### Fragmento del documento:
Evangelio según san Lucas 4, 24-30


En aquel tiempo, dijo Jesús al pueblo en la sinagoga de Nazaret:

—Os aseguro que ningún profeta es bien recibido en su propia tierra. 

Os diré más: muchas viudas vivían en Israel en tiempos de Elías, cuando por tres años y seis meses el cielo no dio ni una gota de agua y hubo gran hambre en todo el país.

Sin embargo, Elías no fue enviado a ninguna de ellas, sino a una que vivía en Sarepta, en la región de Sidón.

Y muchos leprosos había en Israel en tiempos del profeta Eliseo, pero ninguno de ellos fue curado de su lepra, sino Naamán el sirio.

Al oír esto, todos los que estaban en la sinagoga se enfurecieron y, echando mano a Jesús, lo arrojaron fuera del pueblo y lo llevaron a un barranco de la montaña sobre la que estaba asentado el pueblo, con intención de despeñarlo.

Pero Jesús se abrió paso entre ellos y se fue.


Señor Jesús, cuántas veces habrás notado nuestro malestar cuando nos dicen las verdades que no nos gustan.  Y peor todavía, que en lugar de reconocer con humildad las propias  miserias, las que nos conocen otros y las que ocultamos, culpamos o difamamos a quien nos ayuda a reconocer los errores.

Puede que no tiremos a nadie por el barranco, pero desfilan por nuestro interior deseos con poca bondad.

Imposible, Jesús, que con esas actitudes nuestras puedas tú darnos bendiciones, hacernos milagros.

No te vayas de nuestro lado, Jesús. Destapa nuestras viejas maldades y cúranos tú, Médico divino, por tu gran misericordia.

### Descripción de la tarea:
Extrae sin cambios del texto sobre Lucas 4, 24-30 el pasaje que comienza con "Señor Jesús, cuántas" y sigue hasta "bendiciones, hacernos milagros.", ambos incluidos. El listado es material aparte, sin relación con el texto sobre Lucas 4, 24-30.

### Listado:
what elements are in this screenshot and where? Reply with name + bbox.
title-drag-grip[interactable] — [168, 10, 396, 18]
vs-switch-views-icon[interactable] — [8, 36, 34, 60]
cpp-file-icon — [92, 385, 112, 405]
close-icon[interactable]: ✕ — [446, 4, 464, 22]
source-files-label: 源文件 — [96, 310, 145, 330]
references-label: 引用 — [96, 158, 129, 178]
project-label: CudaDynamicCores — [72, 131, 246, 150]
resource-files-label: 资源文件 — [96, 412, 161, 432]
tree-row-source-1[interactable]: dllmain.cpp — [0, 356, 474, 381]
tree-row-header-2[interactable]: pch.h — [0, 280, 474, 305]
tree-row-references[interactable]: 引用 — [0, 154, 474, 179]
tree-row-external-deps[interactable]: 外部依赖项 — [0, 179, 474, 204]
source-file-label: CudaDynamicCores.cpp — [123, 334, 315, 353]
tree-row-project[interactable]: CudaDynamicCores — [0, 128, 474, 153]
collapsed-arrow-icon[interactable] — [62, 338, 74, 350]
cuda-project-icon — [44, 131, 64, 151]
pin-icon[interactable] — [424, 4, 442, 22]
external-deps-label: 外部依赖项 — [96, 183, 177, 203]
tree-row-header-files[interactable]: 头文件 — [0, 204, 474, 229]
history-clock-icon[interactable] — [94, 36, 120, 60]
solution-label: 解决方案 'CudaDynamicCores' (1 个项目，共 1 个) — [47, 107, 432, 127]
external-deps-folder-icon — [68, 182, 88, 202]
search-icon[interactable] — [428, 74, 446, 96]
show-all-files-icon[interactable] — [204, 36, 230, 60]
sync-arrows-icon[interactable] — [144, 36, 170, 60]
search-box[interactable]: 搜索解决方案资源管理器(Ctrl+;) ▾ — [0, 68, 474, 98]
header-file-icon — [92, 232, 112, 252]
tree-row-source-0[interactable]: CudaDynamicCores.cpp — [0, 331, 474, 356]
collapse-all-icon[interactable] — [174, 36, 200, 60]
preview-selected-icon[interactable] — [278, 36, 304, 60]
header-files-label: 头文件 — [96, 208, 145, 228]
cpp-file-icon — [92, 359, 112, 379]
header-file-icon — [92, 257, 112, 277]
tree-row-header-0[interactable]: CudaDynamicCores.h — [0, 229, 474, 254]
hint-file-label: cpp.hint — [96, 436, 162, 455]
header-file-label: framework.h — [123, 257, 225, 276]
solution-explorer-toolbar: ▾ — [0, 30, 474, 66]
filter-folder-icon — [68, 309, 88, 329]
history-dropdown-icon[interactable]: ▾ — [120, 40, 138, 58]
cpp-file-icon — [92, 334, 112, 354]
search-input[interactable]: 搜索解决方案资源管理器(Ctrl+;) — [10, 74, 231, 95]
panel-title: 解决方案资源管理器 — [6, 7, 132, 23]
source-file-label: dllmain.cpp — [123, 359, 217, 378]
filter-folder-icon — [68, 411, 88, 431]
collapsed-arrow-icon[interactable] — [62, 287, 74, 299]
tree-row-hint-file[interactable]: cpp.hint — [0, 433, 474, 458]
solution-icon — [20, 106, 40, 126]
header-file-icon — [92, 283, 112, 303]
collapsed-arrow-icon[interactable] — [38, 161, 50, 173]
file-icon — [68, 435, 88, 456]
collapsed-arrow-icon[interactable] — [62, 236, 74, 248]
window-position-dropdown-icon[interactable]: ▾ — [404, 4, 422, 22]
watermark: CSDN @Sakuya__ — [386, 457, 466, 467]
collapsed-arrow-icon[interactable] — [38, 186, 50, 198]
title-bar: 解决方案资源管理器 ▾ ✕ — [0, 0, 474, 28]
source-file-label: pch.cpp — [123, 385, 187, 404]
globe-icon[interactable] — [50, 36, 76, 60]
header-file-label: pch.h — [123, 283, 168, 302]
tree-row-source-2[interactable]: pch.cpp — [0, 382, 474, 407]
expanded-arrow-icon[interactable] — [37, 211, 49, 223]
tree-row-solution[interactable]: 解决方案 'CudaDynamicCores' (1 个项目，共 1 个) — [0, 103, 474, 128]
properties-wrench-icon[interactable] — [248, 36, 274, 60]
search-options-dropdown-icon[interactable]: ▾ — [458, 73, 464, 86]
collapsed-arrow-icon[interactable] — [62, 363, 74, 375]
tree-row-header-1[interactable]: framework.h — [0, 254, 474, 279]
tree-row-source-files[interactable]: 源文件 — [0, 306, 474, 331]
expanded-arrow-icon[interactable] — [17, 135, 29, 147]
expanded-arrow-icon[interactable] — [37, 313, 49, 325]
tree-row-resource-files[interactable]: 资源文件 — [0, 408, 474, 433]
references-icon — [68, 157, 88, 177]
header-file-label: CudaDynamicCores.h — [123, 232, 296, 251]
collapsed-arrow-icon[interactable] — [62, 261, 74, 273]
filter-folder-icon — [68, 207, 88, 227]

### Resultado del ejercicio:
Señor Jesús, cuántas veces habrás notado nuestro malestar cuando nos dicen las verdades que no nos gustan.  Y peor todavía, que en lugar de reconocer con humildad las propias  miserias, las que nos conocen otros y las que ocultamos, culpamos o difamamos a quien nos ayuda a reconocer los errores.

Puede que no tiremos a nadie por el barranco, pero desfilan por nuestro interior deseos con poca bondad.

Imposible, Jesús, que con esas actitudes nuestras puedas tú darnos bendiciones, hacernos milagros.